### WHAT YOU SHOULD DO:
Report how many lines contain "indexed". The answer is a single number.

----- SUPPLIED ENTRIES -----

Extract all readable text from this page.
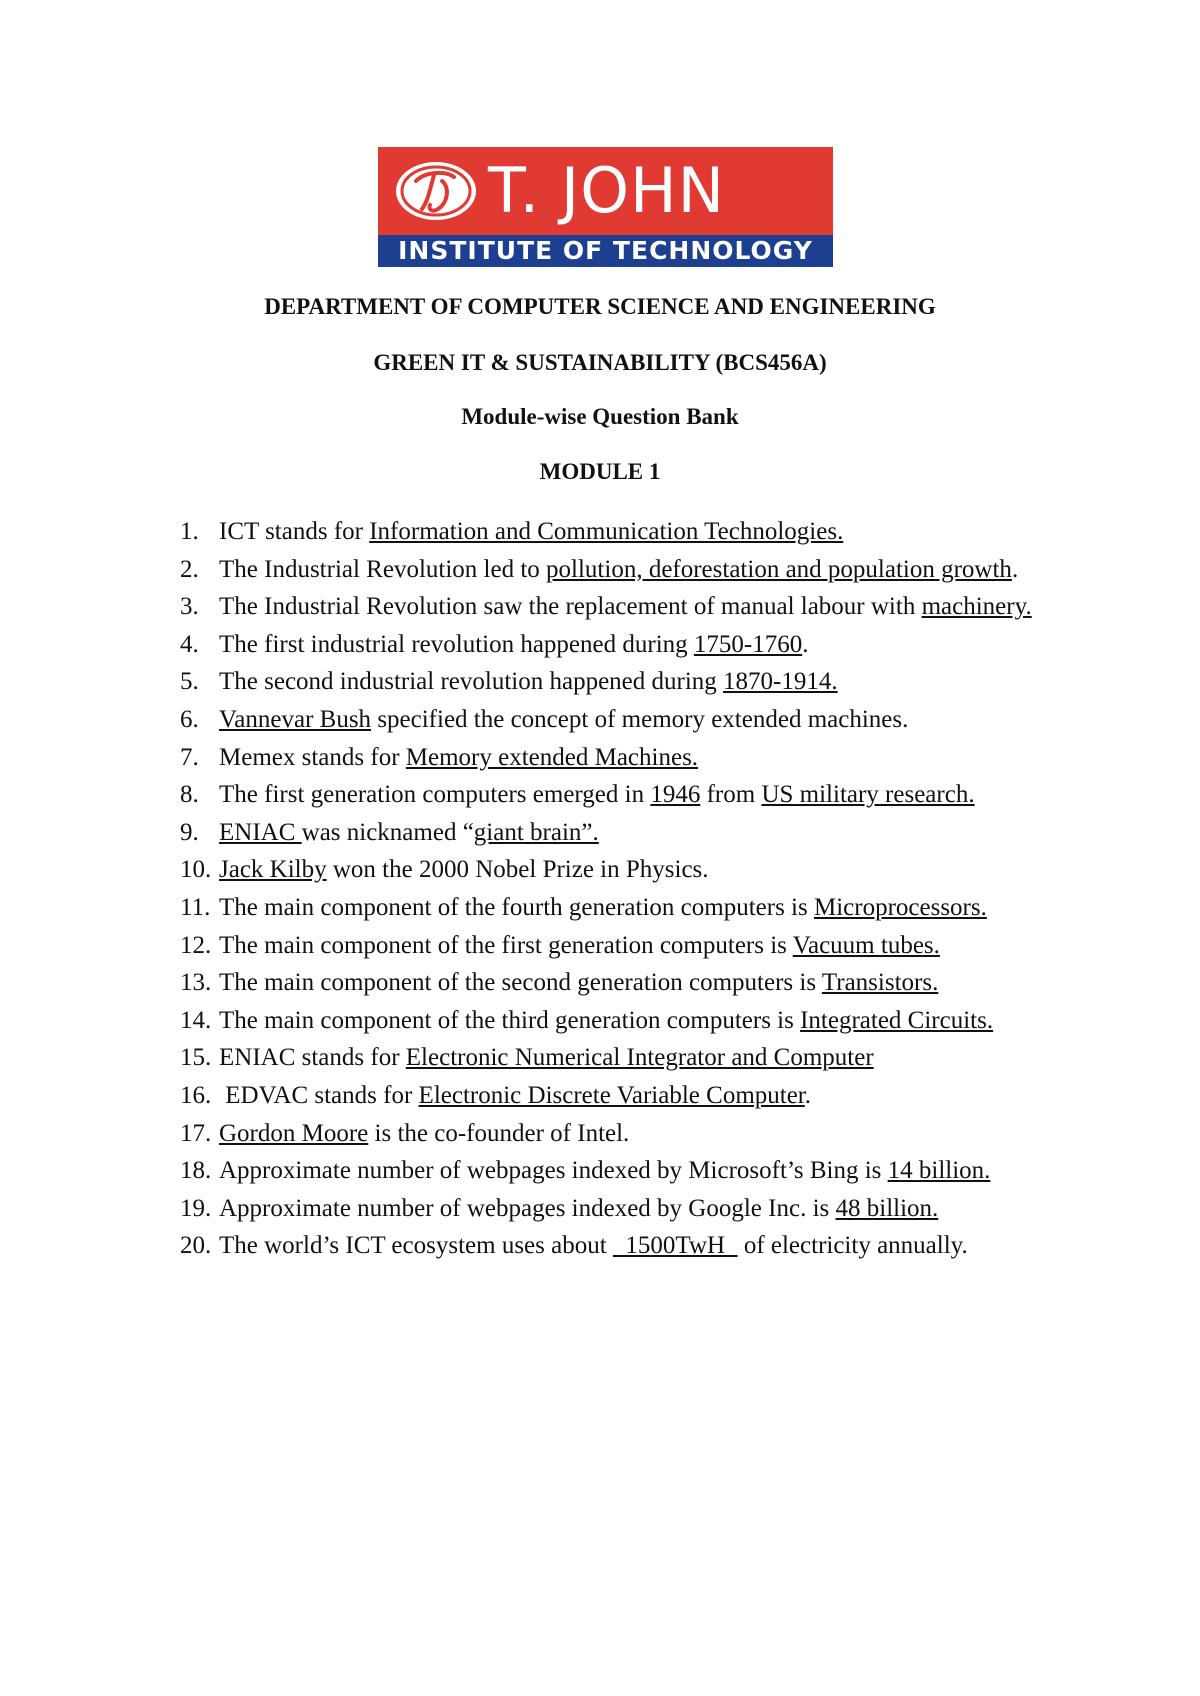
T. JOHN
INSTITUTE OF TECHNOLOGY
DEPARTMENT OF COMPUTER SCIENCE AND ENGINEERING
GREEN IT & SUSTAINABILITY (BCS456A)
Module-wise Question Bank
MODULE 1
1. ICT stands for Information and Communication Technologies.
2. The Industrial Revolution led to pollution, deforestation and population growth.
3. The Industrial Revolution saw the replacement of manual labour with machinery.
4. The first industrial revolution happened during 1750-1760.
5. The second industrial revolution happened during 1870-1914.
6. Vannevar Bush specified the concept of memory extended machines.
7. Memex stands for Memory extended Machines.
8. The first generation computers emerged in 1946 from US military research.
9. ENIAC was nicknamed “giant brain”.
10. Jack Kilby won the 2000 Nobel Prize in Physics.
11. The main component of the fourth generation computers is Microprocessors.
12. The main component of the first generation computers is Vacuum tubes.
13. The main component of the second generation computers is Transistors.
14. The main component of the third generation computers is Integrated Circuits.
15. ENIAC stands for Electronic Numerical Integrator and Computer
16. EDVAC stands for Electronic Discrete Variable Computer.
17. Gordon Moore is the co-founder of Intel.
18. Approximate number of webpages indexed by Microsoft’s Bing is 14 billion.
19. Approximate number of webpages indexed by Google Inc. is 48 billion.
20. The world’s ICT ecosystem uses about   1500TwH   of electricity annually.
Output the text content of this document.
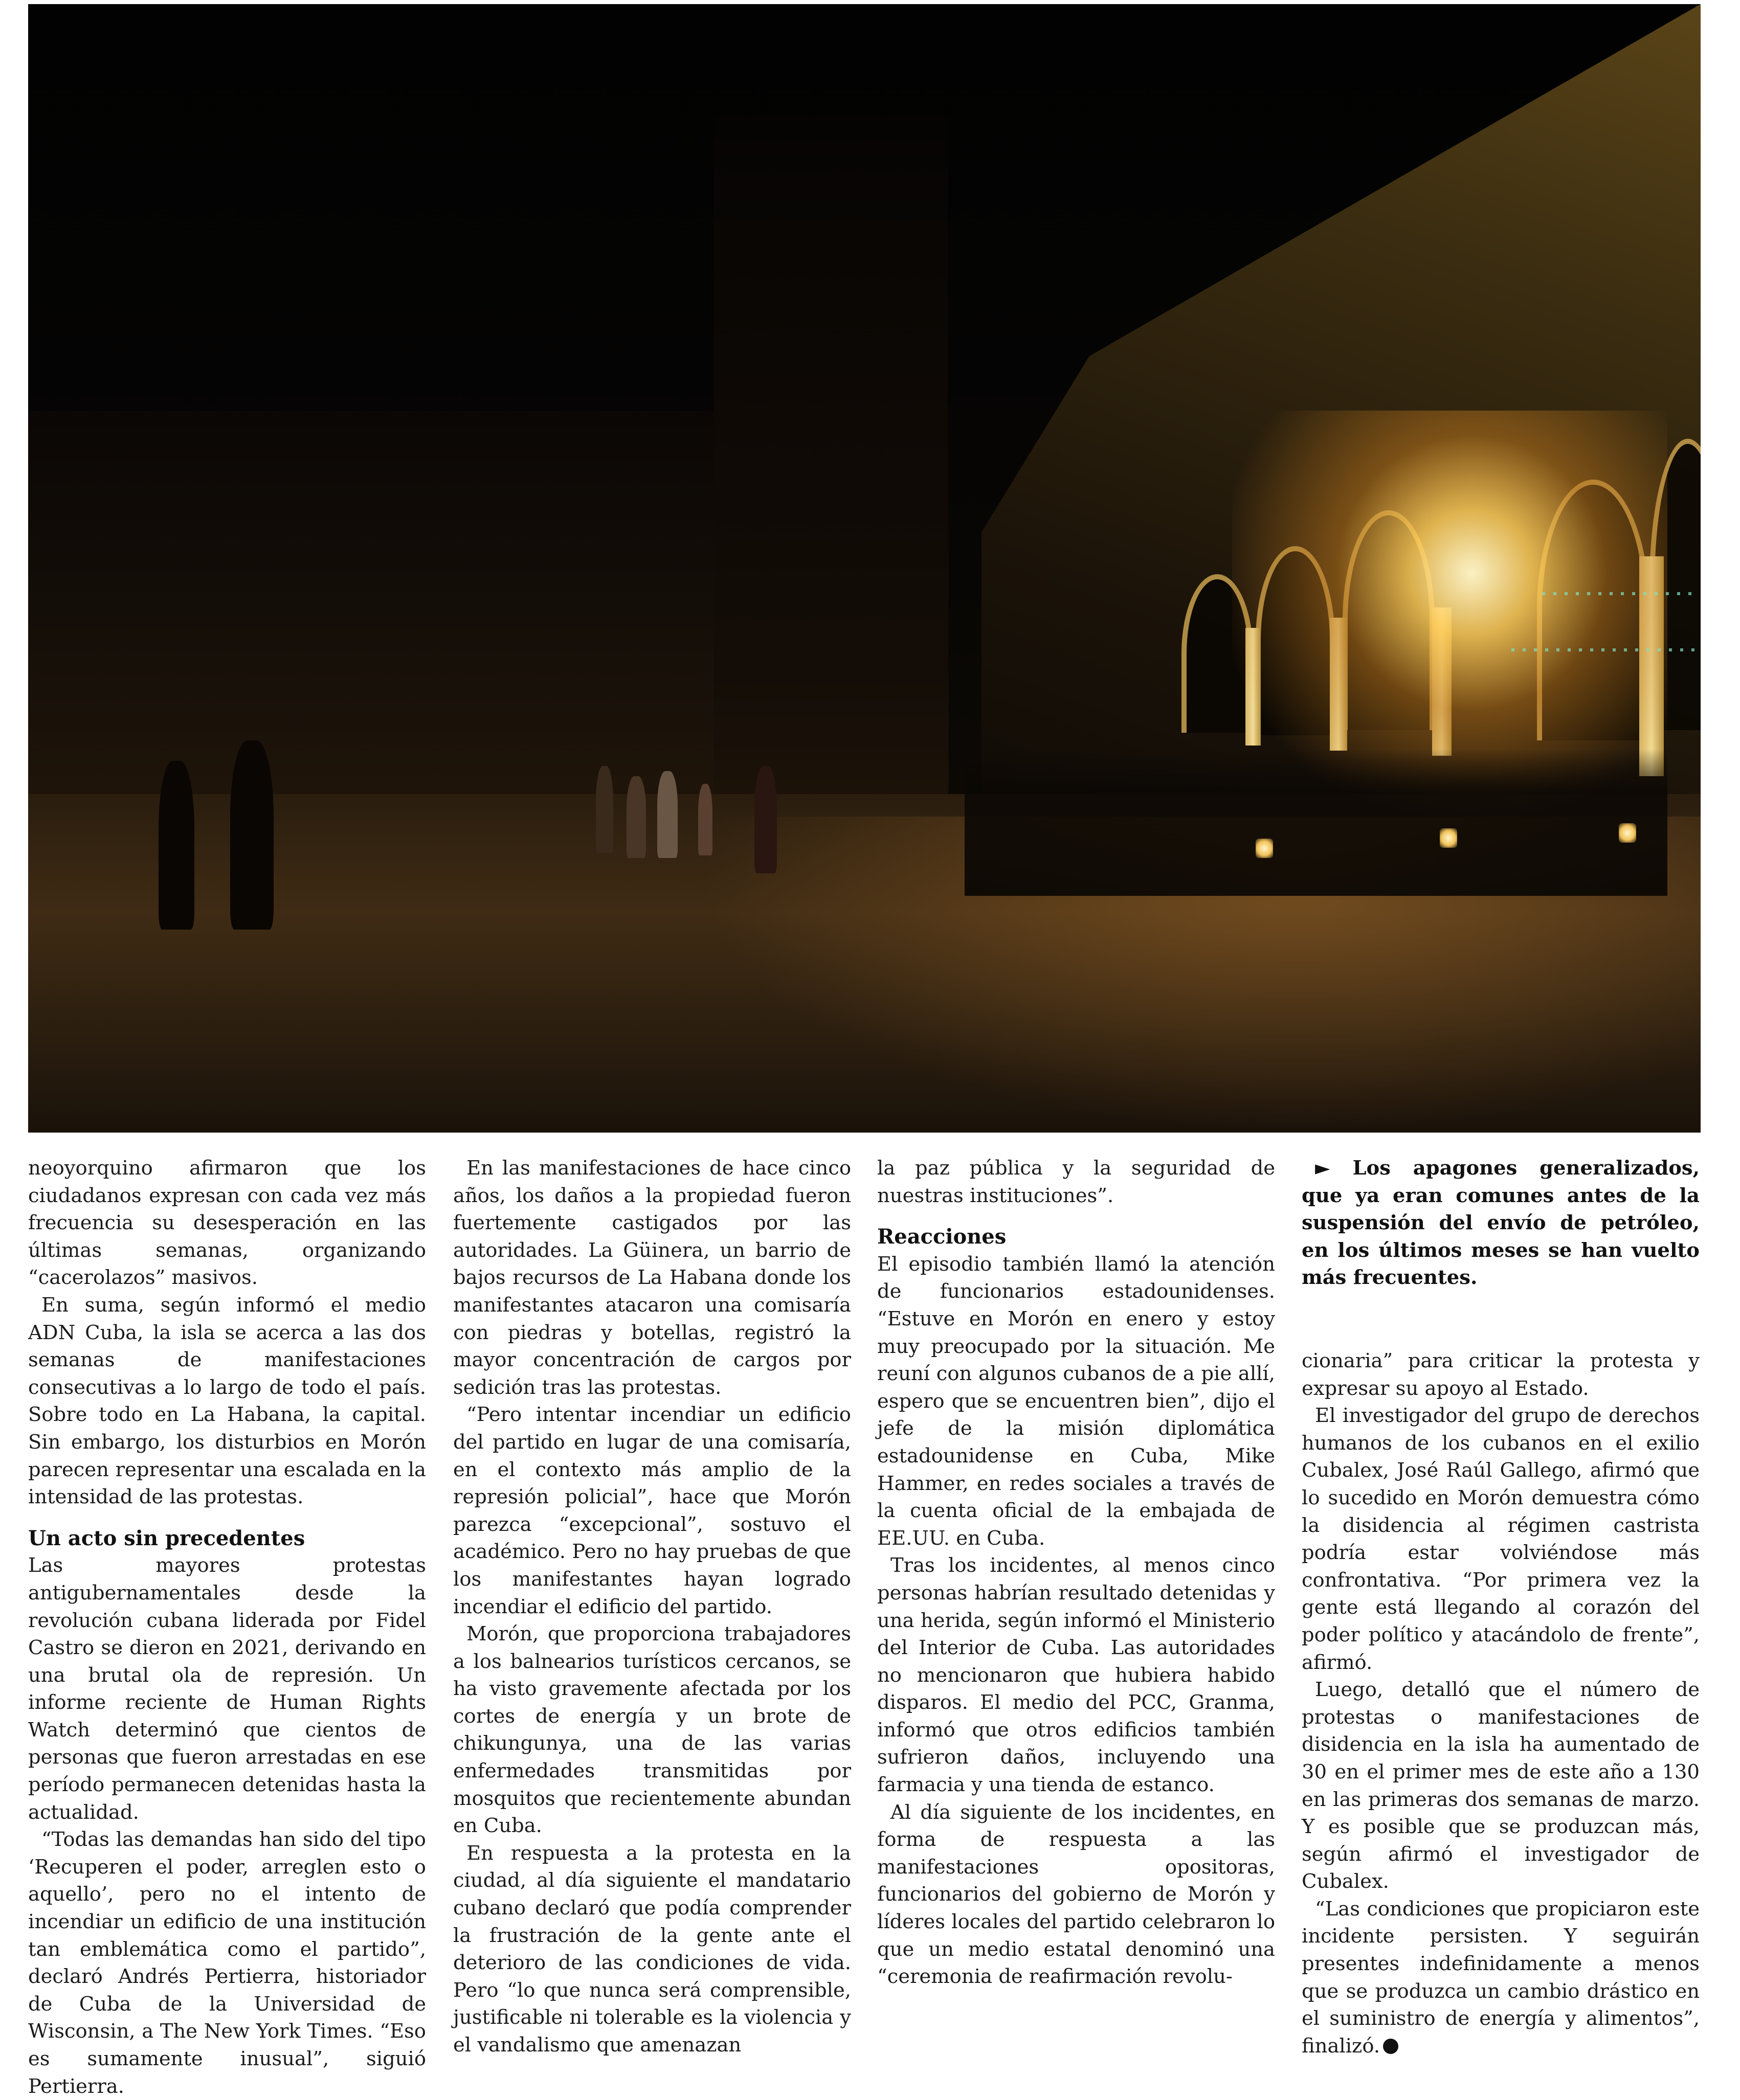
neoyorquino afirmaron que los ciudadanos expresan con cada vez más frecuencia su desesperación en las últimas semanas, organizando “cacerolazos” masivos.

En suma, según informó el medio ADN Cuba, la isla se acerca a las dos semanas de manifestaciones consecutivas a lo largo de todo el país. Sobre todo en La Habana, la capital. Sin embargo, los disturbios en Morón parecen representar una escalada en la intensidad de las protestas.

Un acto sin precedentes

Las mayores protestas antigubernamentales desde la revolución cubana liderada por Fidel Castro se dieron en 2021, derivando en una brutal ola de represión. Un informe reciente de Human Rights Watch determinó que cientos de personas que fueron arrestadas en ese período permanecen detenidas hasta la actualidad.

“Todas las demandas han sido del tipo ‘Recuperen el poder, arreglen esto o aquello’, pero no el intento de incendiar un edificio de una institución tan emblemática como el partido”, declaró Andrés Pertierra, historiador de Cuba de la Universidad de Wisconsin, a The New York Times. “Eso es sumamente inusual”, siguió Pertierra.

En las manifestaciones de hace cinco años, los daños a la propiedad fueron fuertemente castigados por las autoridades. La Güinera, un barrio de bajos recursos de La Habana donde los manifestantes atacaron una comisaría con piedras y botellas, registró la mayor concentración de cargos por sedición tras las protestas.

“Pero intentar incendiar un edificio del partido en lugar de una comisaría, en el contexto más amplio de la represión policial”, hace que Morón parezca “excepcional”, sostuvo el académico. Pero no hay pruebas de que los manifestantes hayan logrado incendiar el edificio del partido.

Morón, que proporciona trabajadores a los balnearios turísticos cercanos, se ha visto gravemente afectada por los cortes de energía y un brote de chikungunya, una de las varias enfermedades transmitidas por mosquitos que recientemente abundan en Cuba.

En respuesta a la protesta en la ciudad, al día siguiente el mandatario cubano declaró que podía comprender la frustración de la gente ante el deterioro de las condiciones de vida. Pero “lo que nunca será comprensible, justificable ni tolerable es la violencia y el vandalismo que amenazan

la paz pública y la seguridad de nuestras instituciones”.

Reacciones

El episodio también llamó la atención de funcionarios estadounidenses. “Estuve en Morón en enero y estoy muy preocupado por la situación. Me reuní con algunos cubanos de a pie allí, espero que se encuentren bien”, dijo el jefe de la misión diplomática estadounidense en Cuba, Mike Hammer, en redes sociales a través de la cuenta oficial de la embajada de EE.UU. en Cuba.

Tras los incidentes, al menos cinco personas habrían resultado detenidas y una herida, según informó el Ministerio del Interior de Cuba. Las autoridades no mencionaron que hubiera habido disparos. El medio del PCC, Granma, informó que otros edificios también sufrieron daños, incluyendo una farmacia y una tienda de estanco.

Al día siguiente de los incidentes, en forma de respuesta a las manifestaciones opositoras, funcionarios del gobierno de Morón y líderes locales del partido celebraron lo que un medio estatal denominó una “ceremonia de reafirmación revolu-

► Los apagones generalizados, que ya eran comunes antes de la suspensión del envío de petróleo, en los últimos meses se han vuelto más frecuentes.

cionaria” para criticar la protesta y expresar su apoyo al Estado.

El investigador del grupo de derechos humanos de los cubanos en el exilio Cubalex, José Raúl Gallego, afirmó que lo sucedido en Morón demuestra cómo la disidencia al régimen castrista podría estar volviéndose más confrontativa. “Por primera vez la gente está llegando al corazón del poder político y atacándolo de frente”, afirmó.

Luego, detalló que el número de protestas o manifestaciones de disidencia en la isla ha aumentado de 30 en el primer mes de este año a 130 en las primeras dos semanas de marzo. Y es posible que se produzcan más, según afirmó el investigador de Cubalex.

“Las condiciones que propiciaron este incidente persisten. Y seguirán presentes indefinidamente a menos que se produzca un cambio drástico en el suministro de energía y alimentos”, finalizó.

-----

### SOLUTION TO THIS PROBLEM:
2